* Instructions to follow *
Print the whole listing exactly.

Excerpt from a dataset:

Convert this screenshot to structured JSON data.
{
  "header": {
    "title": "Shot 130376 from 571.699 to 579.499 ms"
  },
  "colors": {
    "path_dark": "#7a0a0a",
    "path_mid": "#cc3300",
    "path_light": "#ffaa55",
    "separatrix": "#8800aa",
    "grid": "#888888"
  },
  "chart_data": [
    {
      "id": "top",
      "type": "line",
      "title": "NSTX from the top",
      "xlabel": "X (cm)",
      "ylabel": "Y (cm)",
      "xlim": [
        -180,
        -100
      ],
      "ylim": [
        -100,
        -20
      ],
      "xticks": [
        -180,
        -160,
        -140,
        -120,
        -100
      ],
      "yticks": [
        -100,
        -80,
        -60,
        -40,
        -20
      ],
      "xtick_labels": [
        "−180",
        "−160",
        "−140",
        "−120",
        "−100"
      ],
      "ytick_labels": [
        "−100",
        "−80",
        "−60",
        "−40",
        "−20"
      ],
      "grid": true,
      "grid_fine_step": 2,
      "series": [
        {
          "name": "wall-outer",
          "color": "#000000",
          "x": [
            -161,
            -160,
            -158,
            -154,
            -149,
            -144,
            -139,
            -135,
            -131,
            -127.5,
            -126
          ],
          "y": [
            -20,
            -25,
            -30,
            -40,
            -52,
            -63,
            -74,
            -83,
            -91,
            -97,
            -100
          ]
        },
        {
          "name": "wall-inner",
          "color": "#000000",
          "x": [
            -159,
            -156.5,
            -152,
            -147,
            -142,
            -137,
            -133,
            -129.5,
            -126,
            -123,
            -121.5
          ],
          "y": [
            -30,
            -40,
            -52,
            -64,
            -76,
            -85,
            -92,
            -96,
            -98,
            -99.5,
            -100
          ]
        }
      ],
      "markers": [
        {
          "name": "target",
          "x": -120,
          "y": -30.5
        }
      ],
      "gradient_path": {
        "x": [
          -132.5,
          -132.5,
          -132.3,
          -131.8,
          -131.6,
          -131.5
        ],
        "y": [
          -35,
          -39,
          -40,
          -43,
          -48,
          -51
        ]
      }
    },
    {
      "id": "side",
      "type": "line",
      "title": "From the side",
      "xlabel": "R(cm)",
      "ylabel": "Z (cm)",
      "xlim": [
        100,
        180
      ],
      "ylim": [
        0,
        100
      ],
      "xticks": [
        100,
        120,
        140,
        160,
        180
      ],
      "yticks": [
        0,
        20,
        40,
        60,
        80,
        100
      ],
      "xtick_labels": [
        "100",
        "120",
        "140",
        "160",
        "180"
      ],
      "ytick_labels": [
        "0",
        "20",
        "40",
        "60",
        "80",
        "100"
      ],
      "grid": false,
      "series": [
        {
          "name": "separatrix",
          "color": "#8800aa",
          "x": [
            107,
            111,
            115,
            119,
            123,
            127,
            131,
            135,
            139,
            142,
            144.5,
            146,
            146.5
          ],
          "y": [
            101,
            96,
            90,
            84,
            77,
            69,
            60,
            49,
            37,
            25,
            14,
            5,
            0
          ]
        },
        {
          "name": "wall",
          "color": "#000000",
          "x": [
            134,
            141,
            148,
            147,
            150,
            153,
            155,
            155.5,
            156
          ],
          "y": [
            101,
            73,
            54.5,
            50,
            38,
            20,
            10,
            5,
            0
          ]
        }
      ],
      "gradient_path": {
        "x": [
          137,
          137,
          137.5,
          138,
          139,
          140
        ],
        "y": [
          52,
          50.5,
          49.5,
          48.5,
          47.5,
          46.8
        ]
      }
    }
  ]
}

* Answer *
Convert this screenshot to structured JSON data.
{
  "header": {
    "title": "Shot 130376 from 571.699 to 579.499 ms"
  },
  "colors": {
    "path_dark": "#7a0a0a",
    "path_mid": "#cc3300",
    "path_light": "#ffaa55",
    "separatrix": "#8800aa",
    "grid": "#888888"
  },
  "chart_data": [
    {
      "id": "top",
      "type": "line",
      "title": "NSTX from the top",
      "xlabel": "X (cm)",
      "ylabel": "Y (cm)",
      "xlim": [
        -180,
        -100
      ],
      "ylim": [
        -100,
        -20
      ],
      "xticks": [
        -180,
        -160,
        -140,
        -120,
        -100
      ],
      "yticks": [
        -100,
        -80,
        -60,
        -40,
        -20
      ],
      "xtick_labels": [
        "−180",
        "−160",
        "−140",
        "−120",
        "−100"
      ],
      "ytick_labels": [
        "−100",
        "−80",
        "−60",
        "−40",
        "−20"
      ],
      "grid": true,
      "grid_fine_step": 2,
      "series": [
        {
          "name": "wall-outer",
          "color": "#000000",
          "x": [
            -161,
            -160,
            -158,
            -154,
            -149,
            -144,
            -139,
            -135,
            -131,
            -127.5,
            -126
          ],
          "y": [
            -20,
            -25,
            -30,
            -40,
            -52,
            -63,
            -74,
            -83,
            -91,
            -97,
            -100
          ]
        },
        {
          "name": "wall-inner",
          "color": "#000000",
          "x": [
            -159,
            -156.5,
            -152,
            -147,
            -142,
            -137,
            -133,
            -129.5,
            -126,
            -123,
            -121.5
          ],
          "y": [
            -30,
            -40,
            -52,
            -64,
            -76,
            -85,
            -92,
            -96,
            -98,
            -99.5,
            -100
          ]
        }
      ],
      "markers": [
        {
          "name": "target",
          "x": -120,
          "y": -30.5
        }
      ],
      "gradient_path": {
        "x": [
          -132.5,
          -132.5,
          -132.3,
          -131.8,
          -131.6,
          -131.5
        ],
        "y": [
          -35,
          -39,
          -40,
          -43,
          -48,
          -51
        ]
      }
    },
    {
      "id": "side",
      "type": "line",
      "title": "From the side",
      "xlabel": "R(cm)",
      "ylabel": "Z (cm)",
      "xlim": [
        100,
        180
      ],
      "ylim": [
        0,
        100
      ],
      "xticks": [
        100,
        120,
        140,
        160,
        180
      ],
      "yticks": [
        0,
        20,
        40,
        60,
        80,
        100
      ],
      "xtick_labels": [
        "100",
        "120",
        "140",
        "160",
        "180"
      ],
      "ytick_labels": [
        "0",
        "20",
        "40",
        "60",
        "80",
        "100"
      ],
      "grid": false,
      "series": [
        {
          "name": "separatrix",
          "color": "#8800aa",
          "x": [
            107,
            111,
            115,
            119,
            123,
            127,
            131,
            135,
            139,
            142,
            144.5,
            146,
            146.5
          ],
          "y": [
            101,
            96,
            90,
            84,
            77,
            69,
            60,
            49,
            37,
            25,
            14,
            5,
            0
          ]
        },
        {
          "name": "wall",
          "color": "#000000",
          "x": [
            134,
            141,
            148,
            147,
            150,
            153,
            155,
            155.5,
            156
          ],
          "y": [
            101,
            73,
            54.5,
            50,
            38,
            20,
            10,
            5,
            0
          ]
        }
      ],
      "gradient_path": {
        "x": [
          137,
          137,
          137.5,
          138,
          139,
          140
        ],
        "y": [
          52,
          50.5,
          49.5,
          48.5,
          47.5,
          46.8
        ]
      }
    }
  ]
}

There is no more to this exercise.